**Work required**
Transcribe the material verbatim in full; the pictures do not belong in the copy.

**The data**
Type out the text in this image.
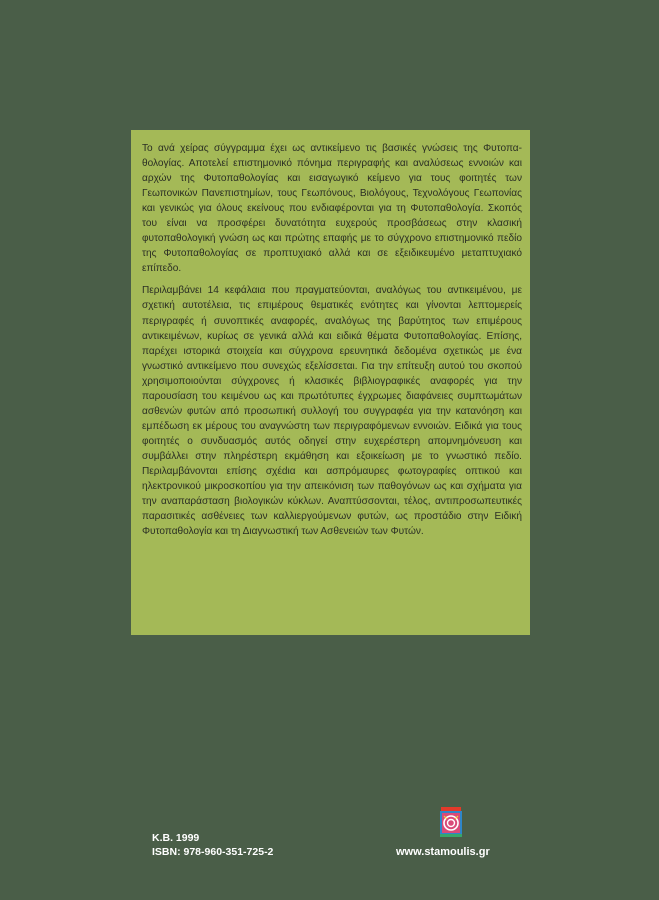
Το ανά χείρας σύγγραμμα έχει ως αντικείμενο τις βασικές γνώσεις της Φυτοπαθολογίας. Αποτελεί επιστημονικό πόνημα περιγραφής και αναλύσεως εννοιών και αρχών της Φυτοπαθολογίας και εισαγωγικό κείμενο για τους φοιτητές των Γεωπονικών Πανεπιστημίων, τους Γεωπόνους, Βιολόγους, Τεχνολόγους Γεωπονίας και γενικώς για όλους εκείνους που ενδιαφέρονται για τη Φυτοπαθολογία. Σκοπός του είναι να προσφέρει δυνατότητα ευχερούς προσβάσεως στην κλασική φυτοπαθολογική γνώση ως και πρώτης επαφής με το σύγχρονο επιστημονικό πεδίο της Φυτοπαθολογίας σε προπτυχιακό αλλά και σε εξειδικευμένο μεταπτυχιακό επίπεδο.

Περιλαμβάνει 14 κεφάλαια που πραγματεύονται, αναλόγως του αντικειμένου, με σχετική αυτοτέλεια, τις επιμέρους θεματικές ενότητες και γίνονται λεπτομερείς περιγραφές ή συνοπτικές αναφορές, αναλόγως της βαρύτητος των επιμέρους αντικειμένων, κυρίως σε γενικά αλλά και ειδικά θέματα Φυτοπαθολογίας. Επίσης, παρέχει ιστορικά στοιχεία και σύγχρονα ερευνητικά δεδομένα σχετικώς με ένα γνωστικό αντικείμενο που συνεχώς εξελίσσεται. Για την επίτευξη αυτού του σκοπού χρησιμοποιούνται σύγχρονες ή κλασικές βιβλιογραφικές αναφορές για την παρουσίαση του κειμένου ως και πρωτότυπες έγχρωμες διαφάνειες συμπτωμάτων ασθενών φυτών από προσωπική συλλογή του συγγραφέα για την κατανόηση και εμπέδωση εκ μέρους του αναγνώστη των περιγραφόμενων εννοιών. Ειδικά για τους φοιτητές ο συνδυασμός αυτός οδηγεί στην ευχερέστερη απομνημόνευση και συμβάλλει στην πληρέστερη εκμάθηση και εξοικείωση με το γνωστικό πεδίο. Περιλαμβάνονται επίσης σχέdια και ασπρόμαυρες φωτογραφίες οπτικού και ηλεκτρονικού μικροσκοπίου για την απεικόνιση των παθογόνων ως και σχήματα για την αναπαράσταση βιολογικών κύκλων. Αναπτύσσονται, τέλος, αντιπροσωπευτικές παρασιτικές ασθένειες των καλλιεργούμενων φυτών, ως προστάδιο στην Ειδική Φυτοπαθολογία και τη Διαγνωστική των Ασθενειών των Φυτών.

Κ.Β. 1999
ISBN: 978-960-351-725-2	www.stamoulis.gr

**Response to the exercise**
Type out the text in this image.
Το ανά χείρας σύγγραμμα έχει ως αντικείμενο τις βασικές γνώσεις της Φυτοπαθολογίας. Αποτελεί επιστημονικό πόνημα περιγραφής και αναλύσεως εννοιών και αρχών της Φυτοπαθολογίας και εισαγωγικό κείμενο για τους φοιτητές των Γεωπονικών Πανεπιστημίων, τους Γεωπόνους, Βιολόγους, Τεχνολόγους Γεωπονίας και γενικώς για όλους εκείνους που ενδιαφέρονται για τη Φυτοπαθολογία. Σκοπός του είναι να προσφέρει δυνατότητα ευχερούς προσβάσεως στην κλασική φυτοπαθολογική γνώση ως και πρώτης επαφής με το σύγχρονο επιστημονικό πεδίο της Φυτοπαθολογίας σε προπτυχιακό αλλά και σε εξειδικευμένο μεταπτυχιακό επίπεδο.

Περιλαμβάνει 14 κεφάλαια που πραγματεύονται, αναλόγως του αντικειμένου, με σχετική αυτοτέλεια, τις επιμέρους θεματικές ενότητες και γίνονται λεπτομερείς περιγραφές ή συνοπτικές αναφορές, αναλόγως της βαρύτητος των επιμέρους αντικειμένων, κυρίως σε γενικά αλλά και ειδικά θέματα Φυτοπαθολογίας. Επίσης, παρέχει ιστορικά στοιχεία και σύγχρονα ερευνητικά δεδομένα σχετικώς με ένα γνωστικό αντικείμενο που συνεχώς εξελίσσεται. Για την επίτευξη αυτού του σκοπού χρησιμοποιούνται σύγχρονες ή κλασικές βιβλιογραφικές αναφορές για την παρουσίαση του κειμένου ως και πρωτότυπες έγχρωμες διαφάνειες συμπτωμάτων ασθενών φυτών από προσωπική συλλογή του συγγραφέα για την κατανόηση και εμπέδωση εκ μέρους του αναγνώστη των περιγραφόμενων εννοιών. Ειδικά για τους φοιτητές ο συνδυασμός αυτός οδηγεί στην ευχερέστερη απομνημόνευση και συμβάλλει στην πληρέστερη εκμάθηση και εξοικείωση με το γνωστικό πεδίο. Περιλαμβάνονται επίσης σχέdια και ασπρόμαυρες φωτογραφίες οπτικού και ηλεκτρονικού μικροσκοπίου για την απεικόνιση των παθογόνων ως και σχήματα για την αναπαράσταση βιολογικών κύκλων. Αναπτύσσονται, τέλος, αντιπροσωπευτικές παρασιτικές ασθένειες των καλλιεργούμενων φυτών, ως προστάδιο στην Ειδική Φυτοπαθολογία και τη Διαγνωστική των Ασθενειών των Φυτών.

Κ.Β. 1999
ISBN: 978-960-351-725-2	www.stamoulis.gr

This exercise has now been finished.